╭──

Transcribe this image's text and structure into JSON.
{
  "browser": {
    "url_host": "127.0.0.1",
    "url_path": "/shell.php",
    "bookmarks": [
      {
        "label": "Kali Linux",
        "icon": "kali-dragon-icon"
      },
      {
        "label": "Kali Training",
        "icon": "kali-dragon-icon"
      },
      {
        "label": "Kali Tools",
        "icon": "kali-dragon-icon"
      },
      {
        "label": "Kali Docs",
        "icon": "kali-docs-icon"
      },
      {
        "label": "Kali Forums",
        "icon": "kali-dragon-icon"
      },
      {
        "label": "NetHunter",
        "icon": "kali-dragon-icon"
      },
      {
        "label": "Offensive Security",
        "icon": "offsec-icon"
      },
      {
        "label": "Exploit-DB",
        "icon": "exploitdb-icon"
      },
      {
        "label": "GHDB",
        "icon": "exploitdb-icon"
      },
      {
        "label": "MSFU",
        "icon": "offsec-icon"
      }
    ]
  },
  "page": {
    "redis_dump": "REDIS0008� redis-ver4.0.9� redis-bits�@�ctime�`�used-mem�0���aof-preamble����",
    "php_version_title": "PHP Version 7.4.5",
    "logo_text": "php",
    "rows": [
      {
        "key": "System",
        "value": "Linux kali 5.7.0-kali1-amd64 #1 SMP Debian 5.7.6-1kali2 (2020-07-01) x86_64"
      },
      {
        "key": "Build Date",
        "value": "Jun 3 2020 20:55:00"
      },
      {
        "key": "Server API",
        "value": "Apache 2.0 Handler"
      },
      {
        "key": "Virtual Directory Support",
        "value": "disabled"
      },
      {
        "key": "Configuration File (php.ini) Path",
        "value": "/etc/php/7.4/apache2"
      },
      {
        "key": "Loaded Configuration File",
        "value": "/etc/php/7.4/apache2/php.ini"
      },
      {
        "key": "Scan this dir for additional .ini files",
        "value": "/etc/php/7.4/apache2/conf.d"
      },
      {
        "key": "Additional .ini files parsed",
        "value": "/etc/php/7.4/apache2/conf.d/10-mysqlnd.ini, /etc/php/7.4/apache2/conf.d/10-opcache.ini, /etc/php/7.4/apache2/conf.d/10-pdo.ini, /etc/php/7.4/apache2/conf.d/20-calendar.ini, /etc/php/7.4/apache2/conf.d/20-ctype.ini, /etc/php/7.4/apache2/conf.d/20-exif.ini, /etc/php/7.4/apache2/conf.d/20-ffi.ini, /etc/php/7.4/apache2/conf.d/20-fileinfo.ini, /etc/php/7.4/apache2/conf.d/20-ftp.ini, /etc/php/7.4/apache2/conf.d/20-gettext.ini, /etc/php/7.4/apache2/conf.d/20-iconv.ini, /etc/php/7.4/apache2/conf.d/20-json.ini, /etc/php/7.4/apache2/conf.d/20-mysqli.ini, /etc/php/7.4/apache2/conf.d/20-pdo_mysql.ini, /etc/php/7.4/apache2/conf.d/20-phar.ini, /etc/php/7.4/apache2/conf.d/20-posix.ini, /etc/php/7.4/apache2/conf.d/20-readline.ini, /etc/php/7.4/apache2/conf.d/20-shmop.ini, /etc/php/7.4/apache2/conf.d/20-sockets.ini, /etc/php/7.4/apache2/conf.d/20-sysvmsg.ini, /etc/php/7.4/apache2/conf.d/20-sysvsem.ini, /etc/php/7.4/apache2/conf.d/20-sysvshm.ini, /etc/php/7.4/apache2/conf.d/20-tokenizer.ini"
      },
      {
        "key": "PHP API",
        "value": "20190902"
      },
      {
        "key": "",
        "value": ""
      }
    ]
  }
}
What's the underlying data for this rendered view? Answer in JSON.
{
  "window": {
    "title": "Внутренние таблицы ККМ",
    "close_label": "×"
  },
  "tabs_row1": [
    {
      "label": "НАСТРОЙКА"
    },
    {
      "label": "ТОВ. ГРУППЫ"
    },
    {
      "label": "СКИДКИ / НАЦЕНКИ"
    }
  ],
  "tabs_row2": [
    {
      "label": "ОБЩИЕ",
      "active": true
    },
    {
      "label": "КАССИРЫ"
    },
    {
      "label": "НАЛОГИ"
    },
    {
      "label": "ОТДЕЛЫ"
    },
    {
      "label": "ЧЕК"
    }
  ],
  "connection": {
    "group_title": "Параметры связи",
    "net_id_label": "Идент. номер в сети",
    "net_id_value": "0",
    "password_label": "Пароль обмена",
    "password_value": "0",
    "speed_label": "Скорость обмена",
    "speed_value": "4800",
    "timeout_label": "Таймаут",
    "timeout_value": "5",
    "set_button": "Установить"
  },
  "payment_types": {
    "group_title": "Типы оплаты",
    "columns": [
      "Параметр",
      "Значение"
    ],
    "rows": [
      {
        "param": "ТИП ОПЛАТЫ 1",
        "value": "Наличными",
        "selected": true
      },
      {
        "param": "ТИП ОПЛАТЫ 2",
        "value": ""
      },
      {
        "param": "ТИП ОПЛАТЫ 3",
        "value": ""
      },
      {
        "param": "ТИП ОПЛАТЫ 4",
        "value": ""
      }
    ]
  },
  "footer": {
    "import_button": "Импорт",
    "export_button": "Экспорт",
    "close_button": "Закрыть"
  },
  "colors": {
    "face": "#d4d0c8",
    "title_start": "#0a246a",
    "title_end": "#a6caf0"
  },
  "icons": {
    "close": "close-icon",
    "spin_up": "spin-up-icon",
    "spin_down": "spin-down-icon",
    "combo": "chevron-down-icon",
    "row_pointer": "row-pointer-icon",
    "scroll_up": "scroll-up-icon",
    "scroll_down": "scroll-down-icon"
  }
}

╰──

PROBLEM:
Write the material out again in its entirety, exactly as shown.

RESULT OF THE TASK:
Transcribe this image's text and structure into JSON.
{
  "browser": {
    "url_host": "127.0.0.1",
    "url_path": "/shell.php",
    "bookmarks": [
      {
        "label": "Kali Linux",
        "icon": "kali-dragon-icon"
      },
      {
        "label": "Kali Training",
        "icon": "kali-dragon-icon"
      },
      {
        "label": "Kali Tools",
        "icon": "kali-dragon-icon"
      },
      {
        "label": "Kali Docs",
        "icon": "kali-docs-icon"
      },
      {
        "label": "Kali Forums",
        "icon": "kali-dragon-icon"
      },
      {
        "label": "NetHunter",
        "icon": "kali-dragon-icon"
      },
      {
        "label": "Offensive Security",
        "icon": "offsec-icon"
      },
      {
        "label": "Exploit-DB",
        "icon": "exploitdb-icon"
      },
      {
        "label": "GHDB",
        "icon": "exploitdb-icon"
      },
      {
        "label": "MSFU",
        "icon": "offsec-icon"
      }
    ]
  },
  "page": {
    "redis_dump": "REDIS0008� redis-ver4.0.9� redis-bits�@�ctime�`�used-mem�0���aof-preamble����",
    "php_version_title": "PHP Version 7.4.5",
    "logo_text": "php",
    "rows": [
      {
        "key": "System",
        "value": "Linux kali 5.7.0-kali1-amd64 #1 SMP Debian 5.7.6-1kali2 (2020-07-01) x86_64"
      },
      {
        "key": "Build Date",
        "value": "Jun 3 2020 20:55:00"
      },
      {
        "key": "Server API",
        "value": "Apache 2.0 Handler"
      },
      {
        "key": "Virtual Directory Support",
        "value": "disabled"
      },
      {
        "key": "Configuration File (php.ini) Path",
        "value": "/etc/php/7.4/apache2"
      },
      {
        "key": "Loaded Configuration File",
        "value": "/etc/php/7.4/apache2/php.ini"
      },
      {
        "key": "Scan this dir for additional .ini files",
        "value": "/etc/php/7.4/apache2/conf.d"
      },
      {
        "key": "Additional .ini files parsed",
        "value": "/etc/php/7.4/apache2/conf.d/10-mysqlnd.ini, /etc/php/7.4/apache2/conf.d/10-opcache.ini, /etc/php/7.4/apache2/conf.d/10-pdo.ini, /etc/php/7.4/apache2/conf.d/20-calendar.ini, /etc/php/7.4/apache2/conf.d/20-ctype.ini, /etc/php/7.4/apache2/conf.d/20-exif.ini, /etc/php/7.4/apache2/conf.d/20-ffi.ini, /etc/php/7.4/apache2/conf.d/20-fileinfo.ini, /etc/php/7.4/apache2/conf.d/20-ftp.ini, /etc/php/7.4/apache2/conf.d/20-gettext.ini, /etc/php/7.4/apache2/conf.d/20-iconv.ini, /etc/php/7.4/apache2/conf.d/20-json.ini, /etc/php/7.4/apache2/conf.d/20-mysqli.ini, /etc/php/7.4/apache2/conf.d/20-pdo_mysql.ini, /etc/php/7.4/apache2/conf.d/20-phar.ini, /etc/php/7.4/apache2/conf.d/20-posix.ini, /etc/php/7.4/apache2/conf.d/20-readline.ini, /etc/php/7.4/apache2/conf.d/20-shmop.ini, /etc/php/7.4/apache2/conf.d/20-sockets.ini, /etc/php/7.4/apache2/conf.d/20-sysvmsg.ini, /etc/php/7.4/apache2/conf.d/20-sysvsem.ini, /etc/php/7.4/apache2/conf.d/20-sysvshm.ini, /etc/php/7.4/apache2/conf.d/20-tokenizer.ini"
      },
      {
        "key": "PHP API",
        "value": "20190902"
      },
      {
        "key": "",
        "value": ""
      }
    ]
  }
}
What's the underlying data for this rendered view? Answer in JSON.
{
  "window": {
    "title": "Внутренние таблицы ККМ",
    "close_label": "×"
  },
  "tabs_row1": [
    {
      "label": "НАСТРОЙКА"
    },
    {
      "label": "ТОВ. ГРУППЫ"
    },
    {
      "label": "СКИДКИ / НАЦЕНКИ"
    }
  ],
  "tabs_row2": [
    {
      "label": "ОБЩИЕ",
      "active": true
    },
    {
      "label": "КАССИРЫ"
    },
    {
      "label": "НАЛОГИ"
    },
    {
      "label": "ОТДЕЛЫ"
    },
    {
      "label": "ЧЕК"
    }
  ],
  "connection": {
    "group_title": "Параметры связи",
    "net_id_label": "Идент. номер в сети",
    "net_id_value": "0",
    "password_label": "Пароль обмена",
    "password_value": "0",
    "speed_label": "Скорость обмена",
    "speed_value": "4800",
    "timeout_label": "Таймаут",
    "timeout_value": "5",
    "set_button": "Установить"
  },
  "payment_types": {
    "group_title": "Типы оплаты",
    "columns": [
      "Параметр",
      "Значение"
    ],
    "rows": [
      {
        "param": "ТИП ОПЛАТЫ 1",
        "value": "Наличными",
        "selected": true
      },
      {
        "param": "ТИП ОПЛАТЫ 2",
        "value": ""
      },
      {
        "param": "ТИП ОПЛАТЫ 3",
        "value": ""
      },
      {
        "param": "ТИП ОПЛАТЫ 4",
        "value": ""
      }
    ]
  },
  "footer": {
    "import_button": "Импорт",
    "export_button": "Экспорт",
    "close_button": "Закрыть"
  },
  "colors": {
    "face": "#d4d0c8",
    "title_start": "#0a246a",
    "title_end": "#a6caf0"
  },
  "icons": {
    "close": "close-icon",
    "spin_up": "spin-up-icon",
    "spin_down": "spin-down-icon",
    "combo": "chevron-down-icon",
    "row_pointer": "row-pointer-icon",
    "scroll_up": "scroll-up-icon",
    "scroll_down": "scroll-down-icon"
  }
}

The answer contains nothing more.